• JOB:
Collect each line of the records containing the string "body".

········

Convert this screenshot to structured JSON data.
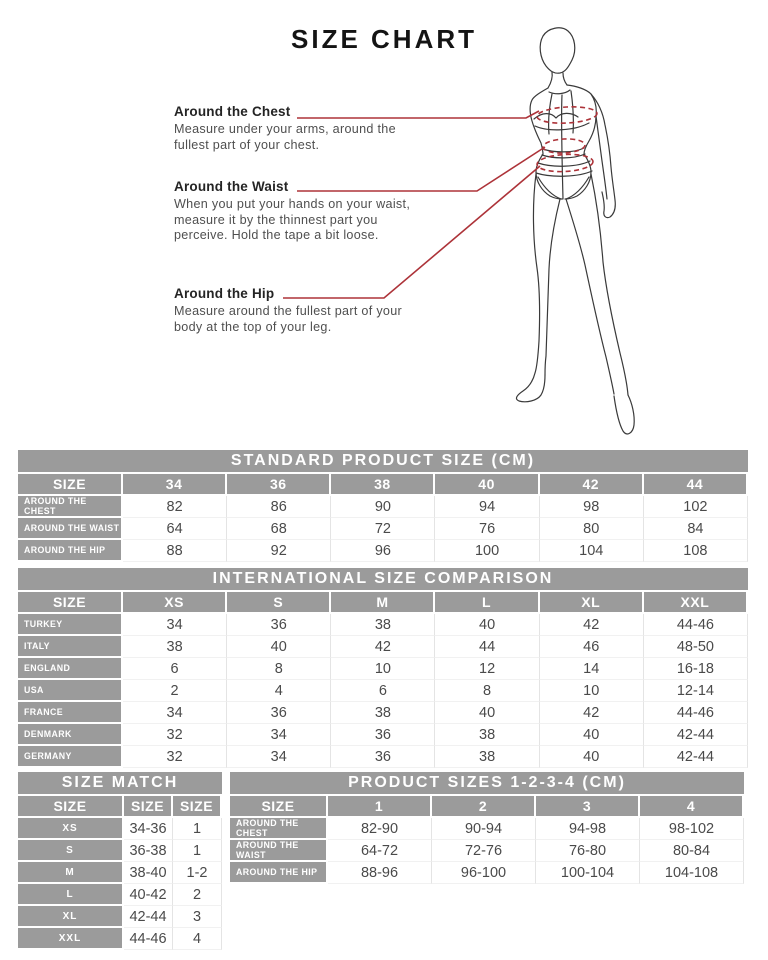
{
  "colors": {
    "accent_red": "#ad3339",
    "table_gray": "#9b9b9b",
    "value_text": "#4a4a4a"
  },
  "header": {
    "title": "SIZE CHART"
  },
  "annotations": [
    {
      "title": "Around the Chest",
      "body": "Measure under your arms, around the\nfullest part of your chest."
    },
    {
      "title": "Around the Waist",
      "body": "When you put your hands on your waist,\nmeasure it by the thinnest part you\nperceive. Hold the tape a bit loose."
    },
    {
      "title": "Around the Hip",
      "body": "Measure around the fullest part of your\nbody at the top of your leg."
    }
  ],
  "standard_table": {
    "title": "STANDARD PRODUCT SIZE (CM)",
    "header": [
      "SIZE",
      "34",
      "36",
      "38",
      "40",
      "42",
      "44"
    ],
    "rows": [
      {
        "label": "AROUND THE CHEST",
        "values": [
          "82",
          "86",
          "90",
          "94",
          "98",
          "102"
        ]
      },
      {
        "label": "AROUND THE WAIST",
        "values": [
          "64",
          "68",
          "72",
          "76",
          "80",
          "84"
        ]
      },
      {
        "label": "AROUND THE HIP",
        "values": [
          "88",
          "92",
          "96",
          "100",
          "104",
          "108"
        ]
      }
    ]
  },
  "international_table": {
    "title": "INTERNATIONAL SIZE COMPARISON",
    "header": [
      "SIZE",
      "XS",
      "S",
      "M",
      "L",
      "XL",
      "XXL"
    ],
    "rows": [
      {
        "label": "TURKEY",
        "values": [
          "34",
          "36",
          "38",
          "40",
          "42",
          "44-46"
        ]
      },
      {
        "label": "ITALY",
        "values": [
          "38",
          "40",
          "42",
          "44",
          "46",
          "48-50"
        ]
      },
      {
        "label": "ENGLAND",
        "values": [
          "6",
          "8",
          "10",
          "12",
          "14",
          "16-18"
        ]
      },
      {
        "label": "USA",
        "values": [
          "2",
          "4",
          "6",
          "8",
          "10",
          "12-14"
        ]
      },
      {
        "label": "FRANCE",
        "values": [
          "34",
          "36",
          "38",
          "40",
          "42",
          "44-46"
        ]
      },
      {
        "label": "DENMARK",
        "values": [
          "32",
          "34",
          "36",
          "38",
          "40",
          "42-44"
        ]
      },
      {
        "label": "GERMANY",
        "values": [
          "32",
          "34",
          "36",
          "38",
          "40",
          "42-44"
        ]
      }
    ]
  },
  "size_match_table": {
    "title": "SIZE MATCH",
    "header": [
      "SIZE",
      "SIZE",
      "SIZE"
    ],
    "rows": [
      {
        "label": "XS",
        "values": [
          "34-36",
          "1"
        ]
      },
      {
        "label": "S",
        "values": [
          "36-38",
          "1"
        ]
      },
      {
        "label": "M",
        "values": [
          "38-40",
          "1-2"
        ]
      },
      {
        "label": "L",
        "values": [
          "40-42",
          "2"
        ]
      },
      {
        "label": "XL",
        "values": [
          "42-44",
          "3"
        ]
      },
      {
        "label": "XXL",
        "values": [
          "44-46",
          "4"
        ]
      }
    ]
  },
  "product_sizes_table": {
    "title": "PRODUCT SIZES 1-2-3-4 (CM)",
    "header": [
      "SIZE",
      "1",
      "2",
      "3",
      "4"
    ],
    "rows": [
      {
        "label": "AROUND THE CHEST",
        "values": [
          "82-90",
          "90-94",
          "94-98",
          "98-102"
        ]
      },
      {
        "label": "AROUND THE WAIST",
        "values": [
          "64-72",
          "72-76",
          "76-80",
          "80-84"
        ]
      },
      {
        "label": "AROUND THE HIP",
        "values": [
          "88-96",
          "96-100",
          "100-104",
          "104-108"
        ]
      }
    ]
  }
}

········

• EXERCISE ANSWER:
      "body": "Measure under your arms, around the\nfullest part of your chest."
      "body": "When you put your hands on your waist,\nmeasure it by the thinnest part you\nperceive. Hold the tape a bit loose."
      "body": "Measure around the fullest part of your\nbody at the top of your leg."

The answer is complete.